» **DIRECTIONS**: All records below must be retyped exactly.
━━━━━ GIVEN RECORDS ━━━━━
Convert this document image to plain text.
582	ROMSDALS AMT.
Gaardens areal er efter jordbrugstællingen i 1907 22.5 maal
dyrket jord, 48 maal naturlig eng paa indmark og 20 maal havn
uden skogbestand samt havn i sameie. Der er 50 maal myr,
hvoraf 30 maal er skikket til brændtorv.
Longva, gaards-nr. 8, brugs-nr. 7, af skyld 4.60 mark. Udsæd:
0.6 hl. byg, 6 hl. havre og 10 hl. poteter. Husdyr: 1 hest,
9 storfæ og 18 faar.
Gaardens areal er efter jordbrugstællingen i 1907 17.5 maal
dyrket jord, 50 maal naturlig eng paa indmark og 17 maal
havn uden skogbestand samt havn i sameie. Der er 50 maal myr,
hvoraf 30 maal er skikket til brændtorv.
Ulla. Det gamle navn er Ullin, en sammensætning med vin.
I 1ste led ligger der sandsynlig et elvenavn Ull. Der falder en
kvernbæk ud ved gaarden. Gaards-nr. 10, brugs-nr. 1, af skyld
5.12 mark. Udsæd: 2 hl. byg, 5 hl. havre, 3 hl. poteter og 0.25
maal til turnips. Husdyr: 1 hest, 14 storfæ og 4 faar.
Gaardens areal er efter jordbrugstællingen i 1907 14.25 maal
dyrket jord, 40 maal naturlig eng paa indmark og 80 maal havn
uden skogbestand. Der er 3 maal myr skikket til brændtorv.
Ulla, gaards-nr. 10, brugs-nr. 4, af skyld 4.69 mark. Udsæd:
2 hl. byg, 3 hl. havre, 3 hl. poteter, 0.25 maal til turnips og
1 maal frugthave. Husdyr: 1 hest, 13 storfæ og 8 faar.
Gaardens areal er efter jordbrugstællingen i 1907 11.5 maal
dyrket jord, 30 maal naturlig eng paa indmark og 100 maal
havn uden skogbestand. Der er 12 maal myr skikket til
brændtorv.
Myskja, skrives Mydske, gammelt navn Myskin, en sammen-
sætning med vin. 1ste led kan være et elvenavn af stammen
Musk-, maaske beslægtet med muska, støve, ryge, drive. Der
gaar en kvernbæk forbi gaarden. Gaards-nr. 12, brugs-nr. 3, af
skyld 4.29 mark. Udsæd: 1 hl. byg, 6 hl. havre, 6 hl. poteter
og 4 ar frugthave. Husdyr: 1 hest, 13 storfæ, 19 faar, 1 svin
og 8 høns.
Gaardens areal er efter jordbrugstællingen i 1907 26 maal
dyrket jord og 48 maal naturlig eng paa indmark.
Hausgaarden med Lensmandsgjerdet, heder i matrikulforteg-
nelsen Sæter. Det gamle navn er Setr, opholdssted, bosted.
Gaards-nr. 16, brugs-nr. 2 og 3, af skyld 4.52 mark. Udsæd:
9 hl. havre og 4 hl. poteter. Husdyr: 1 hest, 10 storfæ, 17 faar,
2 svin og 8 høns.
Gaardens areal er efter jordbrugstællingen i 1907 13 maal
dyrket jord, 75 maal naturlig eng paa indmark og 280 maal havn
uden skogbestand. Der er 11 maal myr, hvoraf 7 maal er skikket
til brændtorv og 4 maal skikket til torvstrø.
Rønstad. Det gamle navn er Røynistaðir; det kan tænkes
━━━━━
» **THE COMPLETED TASK**:
Convert this document image to plain text.
582	ROMSDALS AMT.
Gaardens areal er efter jordbrugstællingen i 1907 22.5 maal
dyrket jord, 48 maal naturlig eng paa indmark og 20 maal havn
uden skogbestand samt havn i sameie. Der er 50 maal myr,
hvoraf 30 maal er skikket til brændtorv.
Longva, gaards-nr. 8, brugs-nr. 7, af skyld 4.60 mark. Udsæd:
0.6 hl. byg, 6 hl. havre og 10 hl. poteter. Husdyr: 1 hest,
9 storfæ og 18 faar.
Gaardens areal er efter jordbrugstællingen i 1907 17.5 maal
dyrket jord, 50 maal naturlig eng paa indmark og 17 maal
havn uden skogbestand samt havn i sameie. Der er 50 maal myr,
hvoraf 30 maal er skikket til brændtorv.
Ulla. Det gamle navn er Ullin, en sammensætning med vin.
I 1ste led ligger der sandsynlig et elvenavn Ull. Der falder en
kvernbæk ud ved gaarden. Gaards-nr. 10, brugs-nr. 1, af skyld
5.12 mark. Udsæd: 2 hl. byg, 5 hl. havre, 3 hl. poteter og 0.25
maal til turnips. Husdyr: 1 hest, 14 storfæ og 4 faar.
Gaardens areal er efter jordbrugstællingen i 1907 14.25 maal
dyrket jord, 40 maal naturlig eng paa indmark og 80 maal havn
uden skogbestand. Der er 3 maal myr skikket til brændtorv.
Ulla, gaards-nr. 10, brugs-nr. 4, af skyld 4.69 mark. Udsæd:
2 hl. byg, 3 hl. havre, 3 hl. poteter, 0.25 maal til turnips og
1 maal frugthave. Husdyr: 1 hest, 13 storfæ og 8 faar.
Gaardens areal er efter jordbrugstællingen i 1907 11.5 maal
dyrket jord, 30 maal naturlig eng paa indmark og 100 maal
havn uden skogbestand. Der er 12 maal myr skikket til
brændtorv.
Myskja, skrives Mydske, gammelt navn Myskin, en sammen-
sætning med vin. 1ste led kan være et elvenavn af stammen
Musk-, maaske beslægtet med muska, støve, ryge, drive. Der
gaar en kvernbæk forbi gaarden. Gaards-nr. 12, brugs-nr. 3, af
skyld 4.29 mark. Udsæd: 1 hl. byg, 6 hl. havre, 6 hl. poteter
og 4 ar frugthave. Husdyr: 1 hest, 13 storfæ, 19 faar, 1 svin
og 8 høns.
Gaardens areal er efter jordbrugstællingen i 1907 26 maal
dyrket jord og 48 maal naturlig eng paa indmark.
Hausgaarden med Lensmandsgjerdet, heder i matrikulforteg-
nelsen Sæter. Det gamle navn er Setr, opholdssted, bosted.
Gaards-nr. 16, brugs-nr. 2 og 3, af skyld 4.52 mark. Udsæd:
9 hl. havre og 4 hl. poteter. Husdyr: 1 hest, 10 storfæ, 17 faar,
2 svin og 8 høns.
Gaardens areal er efter jordbrugstællingen i 1907 13 maal
dyrket jord, 75 maal naturlig eng paa indmark og 280 maal havn
uden skogbestand. Der er 11 maal myr, hvoraf 7 maal er skikket
til brændtorv og 4 maal skikket til torvstrø.
Rønstad. Det gamle navn er Røynistaðir; det kan tænkes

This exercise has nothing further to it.